▶ WORK TO COMPLETE
Carry none of the pictures over; write out the complete data exactly.

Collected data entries
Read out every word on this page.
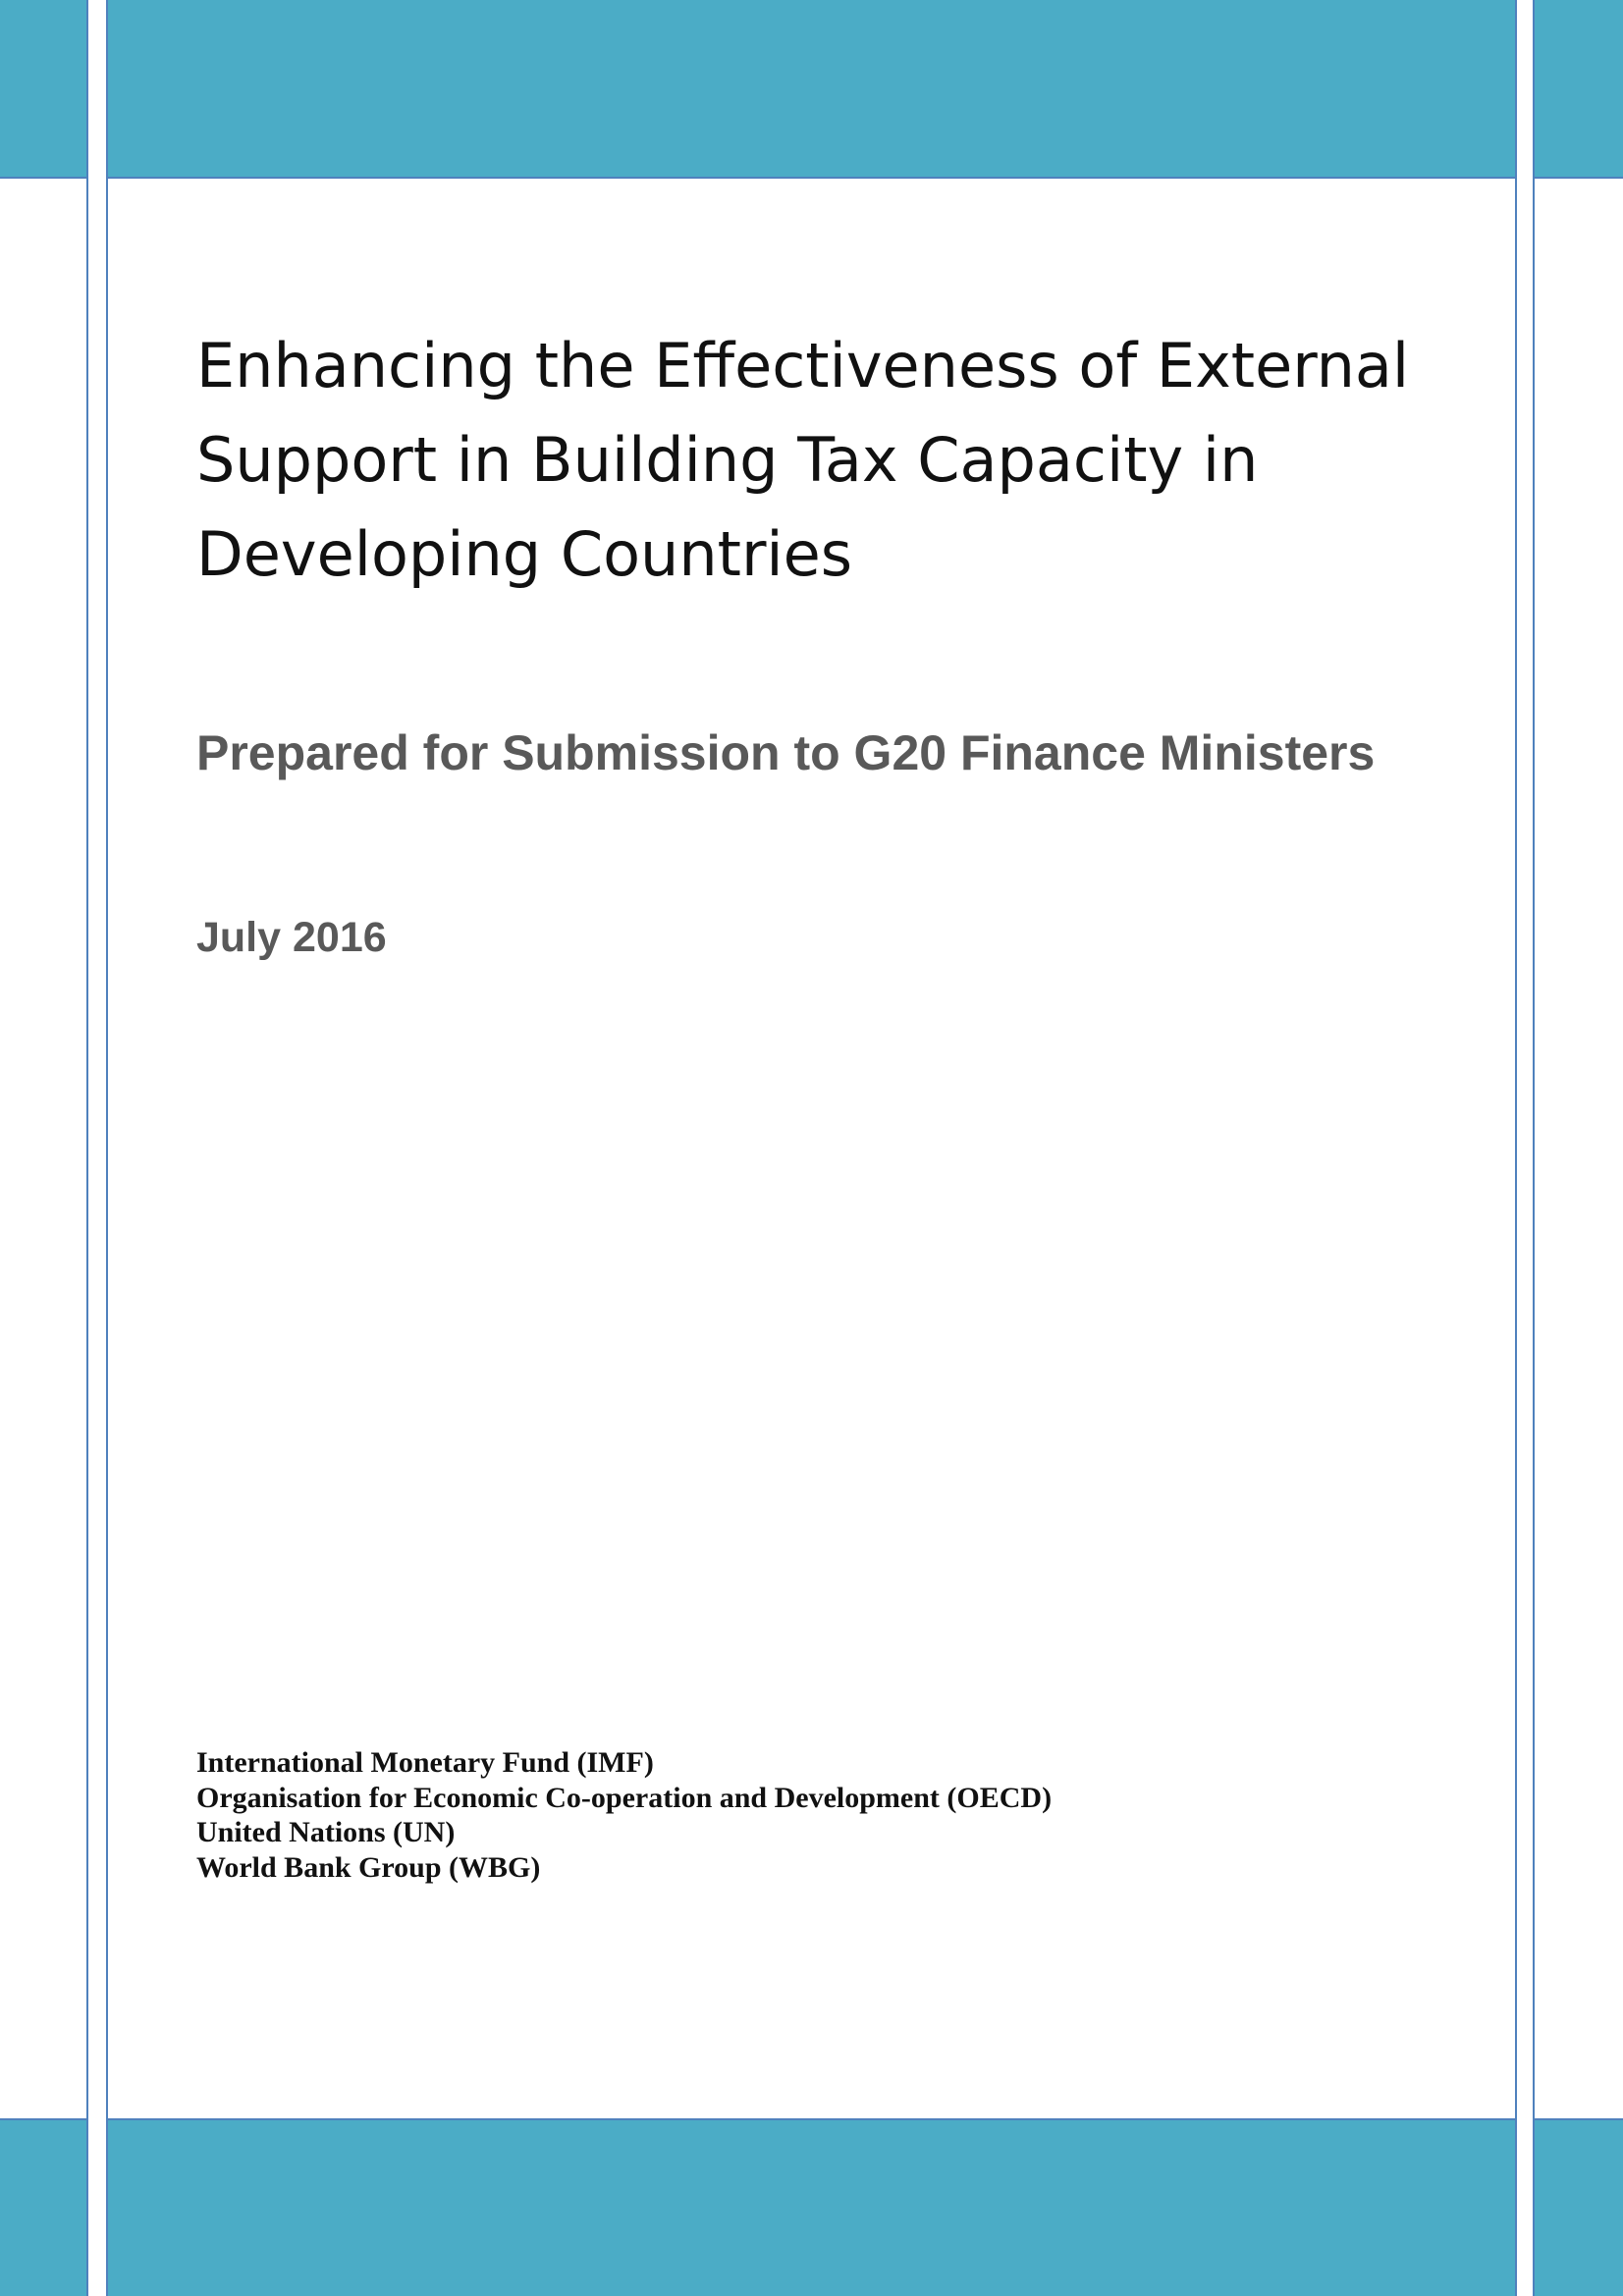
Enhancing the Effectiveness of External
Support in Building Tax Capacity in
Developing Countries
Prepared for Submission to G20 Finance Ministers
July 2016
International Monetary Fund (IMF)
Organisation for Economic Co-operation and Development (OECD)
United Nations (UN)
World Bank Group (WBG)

▶ WRITTEN REPLY
Read out every word on this page.
Enhancing the Effectiveness of External
Support in Building Tax Capacity in
Developing Countries
Prepared for Submission to G20 Finance Ministers
July 2016
International Monetary Fund (IMF)
Organisation for Economic Co-operation and Development (OECD)
United Nations (UN)
World Bank Group (WBG)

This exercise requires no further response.